• _WHAT TO WORK ON_
Write out each line in which the string "name" is present.
----
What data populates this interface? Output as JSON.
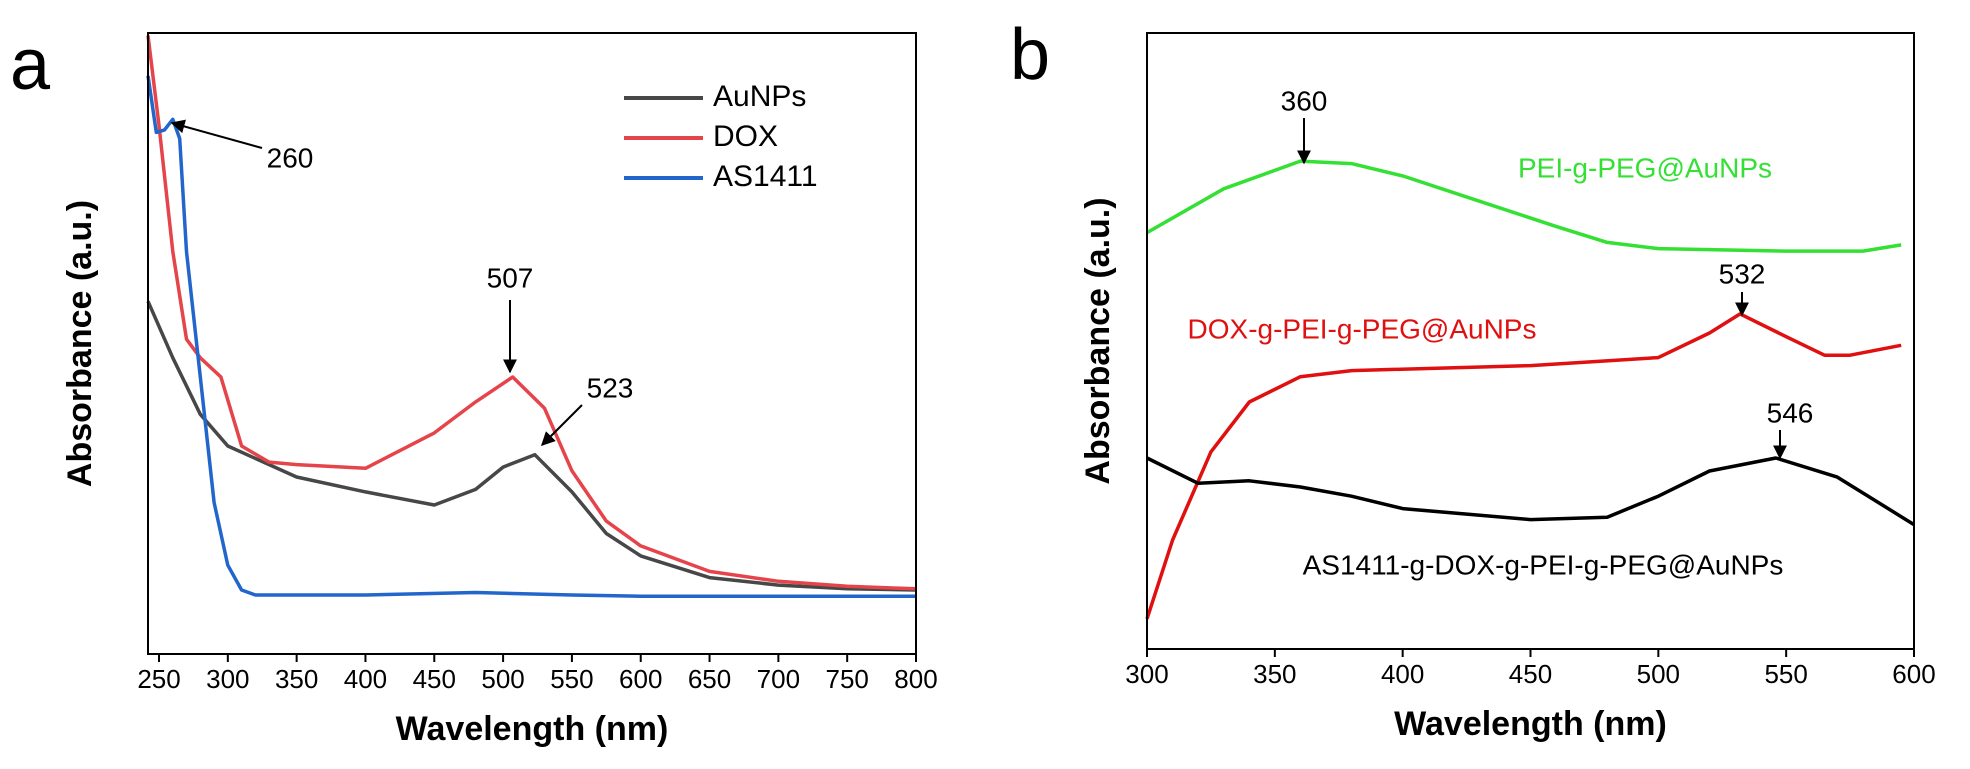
{
  "chart_data": [
    {
      "type": "line",
      "panel": "a",
      "x_label": "Wavelength (nm)",
      "y_label": "Absorbance (a.u.)",
      "xlim": [
        242,
        800
      ],
      "xticks": [
        250,
        300,
        350,
        400,
        450,
        500,
        550,
        600,
        650,
        700,
        750,
        800
      ],
      "ylim": [
        0,
        1
      ],
      "series": [
        {
          "name": "AuNPs",
          "color": "#474747",
          "x": [
            242,
            260,
            280,
            300,
            350,
            400,
            450,
            480,
            500,
            523,
            550,
            575,
            600,
            650,
            700,
            750,
            800
          ],
          "values": [
            0.568,
            0.477,
            0.386,
            0.335,
            0.285,
            0.261,
            0.24,
            0.265,
            0.301,
            0.321,
            0.261,
            0.194,
            0.158,
            0.123,
            0.111,
            0.105,
            0.103
          ]
        },
        {
          "name": "DOX",
          "color": "#e5444a",
          "x": [
            242,
            250,
            260,
            270,
            280,
            295,
            310,
            330,
            350,
            400,
            450,
            480,
            507,
            530,
            550,
            575,
            600,
            650,
            700,
            750,
            800
          ],
          "values": [
            0.996,
            0.851,
            0.648,
            0.507,
            0.477,
            0.446,
            0.335,
            0.309,
            0.305,
            0.299,
            0.356,
            0.406,
            0.446,
            0.396,
            0.295,
            0.214,
            0.174,
            0.133,
            0.117,
            0.109,
            0.105
          ]
        },
        {
          "name": "AS1411",
          "color": "#2266cc",
          "x": [
            242,
            248,
            254,
            260,
            265,
            270,
            280,
            290,
            300,
            310,
            320,
            400,
            480,
            550,
            600,
            800
          ],
          "values": [
            0.931,
            0.84,
            0.844,
            0.861,
            0.83,
            0.648,
            0.446,
            0.244,
            0.143,
            0.103,
            0.095,
            0.095,
            0.099,
            0.095,
            0.093,
            0.093
          ]
        }
      ],
      "annotations": [
        {
          "text": "260"
        },
        {
          "text": "507"
        },
        {
          "text": "523"
        }
      ]
    },
    {
      "type": "line",
      "panel": "b",
      "x_label": "Wavelength (nm)",
      "y_label": "Absorbance (a.u.)",
      "xlim": [
        300,
        600
      ],
      "xticks": [
        300,
        350,
        400,
        450,
        500,
        550,
        600
      ],
      "ylim": [
        0,
        1
      ],
      "series": [
        {
          "name": "PEI-g-PEG@AuNPs",
          "color": "#33e033",
          "x": [
            300,
            330,
            360,
            380,
            400,
            430,
            460,
            480,
            500,
            550,
            580,
            595
          ],
          "values": [
            0.676,
            0.747,
            0.792,
            0.788,
            0.768,
            0.727,
            0.686,
            0.66,
            0.65,
            0.646,
            0.646,
            0.656
          ]
        },
        {
          "name": "DOX-g-PEI-g-PEG@AuNPs",
          "color": "#e01010",
          "x": [
            300,
            310,
            325,
            340,
            360,
            380,
            450,
            500,
            520,
            532,
            550,
            565,
            575,
            595
          ],
          "values": [
            0.049,
            0.177,
            0.32,
            0.401,
            0.442,
            0.452,
            0.46,
            0.473,
            0.513,
            0.544,
            0.507,
            0.477,
            0.477,
            0.493
          ]
        },
        {
          "name": "AS1411-g-DOX-g-PEI-g-PEG@AuNPs",
          "color": "#000000",
          "x": [
            300,
            320,
            340,
            360,
            380,
            400,
            450,
            480,
            500,
            520,
            546,
            570,
            600
          ],
          "values": [
            0.31,
            0.269,
            0.273,
            0.263,
            0.248,
            0.228,
            0.21,
            0.214,
            0.248,
            0.289,
            0.31,
            0.279,
            0.202
          ]
        }
      ],
      "annotations": [
        {
          "text": "360"
        },
        {
          "text": "532"
        },
        {
          "text": "546"
        }
      ]
    }
  ]
}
----
• _SOLUTION_
          "name": "AuNPs",
          "name": "DOX",
          "name": "AS1411",
          "name": "PEI-g-PEG@AuNPs",
          "name": "DOX-g-PEI-g-PEG@AuNPs",
          "name": "AS1411-g-DOX-g-PEI-g-PEG@AuNPs",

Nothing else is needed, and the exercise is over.